Work to complete:
Extract each line of the material that follows exactly and omit its pictures.
◆ ◆ ◆
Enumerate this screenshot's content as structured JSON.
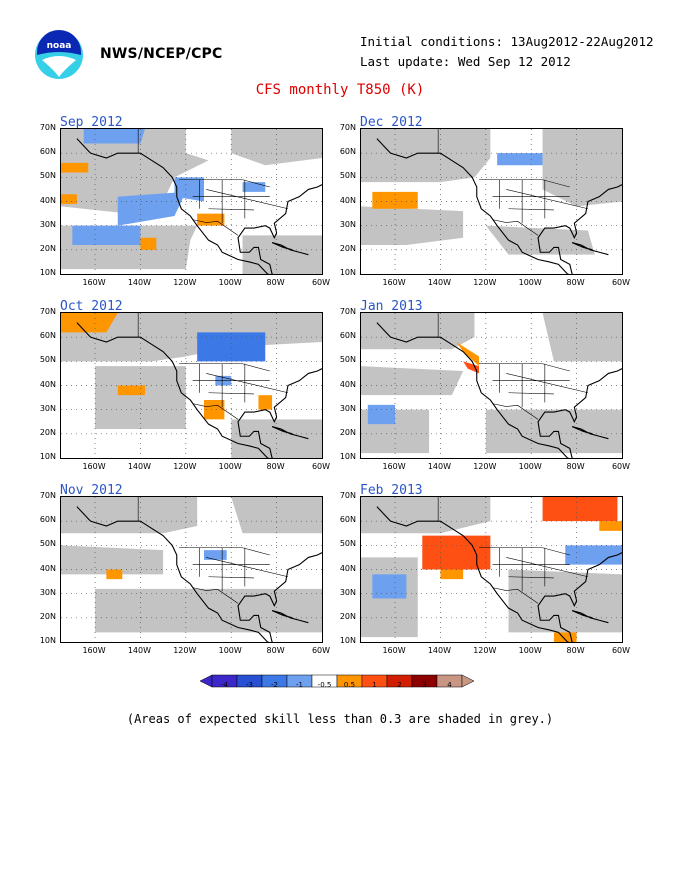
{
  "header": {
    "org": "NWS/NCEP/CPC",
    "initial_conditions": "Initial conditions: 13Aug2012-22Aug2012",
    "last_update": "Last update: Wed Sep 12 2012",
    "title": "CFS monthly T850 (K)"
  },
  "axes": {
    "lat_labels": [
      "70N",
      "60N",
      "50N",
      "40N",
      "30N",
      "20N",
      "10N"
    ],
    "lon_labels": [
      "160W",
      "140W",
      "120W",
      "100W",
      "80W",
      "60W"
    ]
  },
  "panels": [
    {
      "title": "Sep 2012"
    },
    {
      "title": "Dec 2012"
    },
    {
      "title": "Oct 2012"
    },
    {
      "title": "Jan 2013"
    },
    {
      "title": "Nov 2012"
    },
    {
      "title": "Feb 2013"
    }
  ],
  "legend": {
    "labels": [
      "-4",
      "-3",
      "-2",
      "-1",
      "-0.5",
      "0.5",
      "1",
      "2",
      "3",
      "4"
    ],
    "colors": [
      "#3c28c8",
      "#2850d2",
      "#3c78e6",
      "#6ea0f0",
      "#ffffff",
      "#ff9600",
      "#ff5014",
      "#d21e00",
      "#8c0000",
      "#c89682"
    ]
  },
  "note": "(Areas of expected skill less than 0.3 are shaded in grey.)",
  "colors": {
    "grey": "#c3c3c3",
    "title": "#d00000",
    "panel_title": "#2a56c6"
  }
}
◆ ◆ ◆
The solution:
Enumerate this screenshot's content as structured JSON.
{
  "header": {
    "org": "NWS/NCEP/CPC",
    "initial_conditions": "Initial conditions: 13Aug2012-22Aug2012",
    "last_update": "Last update: Wed Sep 12 2012",
    "title": "CFS monthly T850 (K)"
  },
  "axes": {
    "lat_labels": [
      "70N",
      "60N",
      "50N",
      "40N",
      "30N",
      "20N",
      "10N"
    ],
    "lon_labels": [
      "160W",
      "140W",
      "120W",
      "100W",
      "80W",
      "60W"
    ]
  },
  "panels": [
    {
      "title": "Sep 2012"
    },
    {
      "title": "Dec 2012"
    },
    {
      "title": "Oct 2012"
    },
    {
      "title": "Jan 2013"
    },
    {
      "title": "Nov 2012"
    },
    {
      "title": "Feb 2013"
    }
  ],
  "legend": {
    "labels": [
      "-4",
      "-3",
      "-2",
      "-1",
      "-0.5",
      "0.5",
      "1",
      "2",
      "3",
      "4"
    ],
    "colors": [
      "#3c28c8",
      "#2850d2",
      "#3c78e6",
      "#6ea0f0",
      "#ffffff",
      "#ff9600",
      "#ff5014",
      "#d21e00",
      "#8c0000",
      "#c89682"
    ]
  },
  "note": "(Areas of expected skill less than 0.3 are shaded in grey.)",
  "colors": {
    "grey": "#c3c3c3",
    "title": "#d00000",
    "panel_title": "#2a56c6"
  }
}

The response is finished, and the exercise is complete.